**Exercise objective:**
Repeat the listing exactly as given, omitting every image.

--- start of Input data ---

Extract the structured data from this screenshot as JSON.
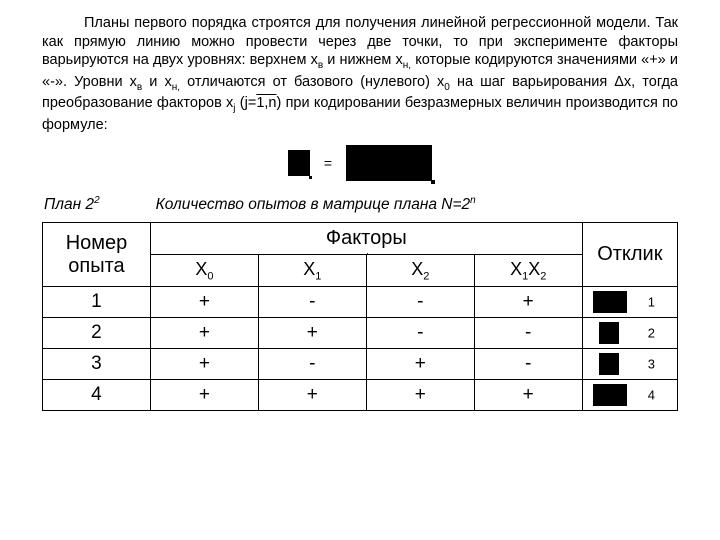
{
  "intro": {
    "text": "Планы первого порядка строятся для получения линейной регрессионной модели. Так как прямую линию можно провести через две точки, то при эксперименте факторы варьируются на двух уровнях: верхнем xв и нижнем xн, которые кодируются значениями «+» и «-». Уровни xв и xн отличаются от базового (нулевого) x0 на шаг варьирования Δx, тогда преобразование факторов xj (j=1,n) при кодировании безразмерных величин производится по формуле:"
  },
  "formula": {
    "equals": "="
  },
  "plan": {
    "label_prefix": "План 2",
    "label_sup": "2",
    "count_prefix": "Количество опытов в матрице плана N=2",
    "count_sup": "n"
  },
  "table": {
    "headers": {
      "num": "Номер опыта",
      "factors": "Факторы",
      "response": "Отклик",
      "x0": "X0",
      "x1": "X1",
      "x2": "X2",
      "x1x2": "X1X2"
    },
    "rows": [
      {
        "n": "1",
        "x0": "+",
        "x1": "-",
        "x2": "-",
        "x1x2": "+",
        "r": "1",
        "wide": true
      },
      {
        "n": "2",
        "x0": "+",
        "x1": "+",
        "x2": "-",
        "x1x2": "-",
        "r": "2",
        "wide": false
      },
      {
        "n": "3",
        "x0": "+",
        "x1": "-",
        "x2": "+",
        "x1x2": "-",
        "r": "3",
        "wide": false
      },
      {
        "n": "4",
        "x0": "+",
        "x1": "+",
        "x2": "+",
        "x1x2": "+",
        "r": "4",
        "wide": true
      }
    ]
  },
  "colors": {
    "bg": "#ffffff",
    "text": "#000000",
    "border": "#000000"
  }
}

--- end of Input data ---

**Solution to the exercise:**
Extract the structured data from this screenshot as JSON.
{
  "intro": {
    "text": "Планы первого порядка строятся для получения линейной регрессионной модели. Так как прямую линию можно провести через две точки, то при эксперименте факторы варьируются на двух уровнях: верхнем xв и нижнем xн, которые кодируются значениями «+» и «-». Уровни xв и xн отличаются от базового (нулевого) x0 на шаг варьирования Δx, тогда преобразование факторов xj (j=1,n) при кодировании безразмерных величин производится по формуле:"
  },
  "formula": {
    "equals": "="
  },
  "plan": {
    "label_prefix": "План 2",
    "label_sup": "2",
    "count_prefix": "Количество опытов в матрице плана N=2",
    "count_sup": "n"
  },
  "table": {
    "headers": {
      "num": "Номер опыта",
      "factors": "Факторы",
      "response": "Отклик",
      "x0": "X0",
      "x1": "X1",
      "x2": "X2",
      "x1x2": "X1X2"
    },
    "rows": [
      {
        "n": "1",
        "x0": "+",
        "x1": "-",
        "x2": "-",
        "x1x2": "+",
        "r": "1",
        "wide": true
      },
      {
        "n": "2",
        "x0": "+",
        "x1": "+",
        "x2": "-",
        "x1x2": "-",
        "r": "2",
        "wide": false
      },
      {
        "n": "3",
        "x0": "+",
        "x1": "-",
        "x2": "+",
        "x1x2": "-",
        "r": "3",
        "wide": false
      },
      {
        "n": "4",
        "x0": "+",
        "x1": "+",
        "x2": "+",
        "x1x2": "+",
        "r": "4",
        "wide": true
      }
    ]
  },
  "colors": {
    "bg": "#ffffff",
    "text": "#000000",
    "border": "#000000"
  }
}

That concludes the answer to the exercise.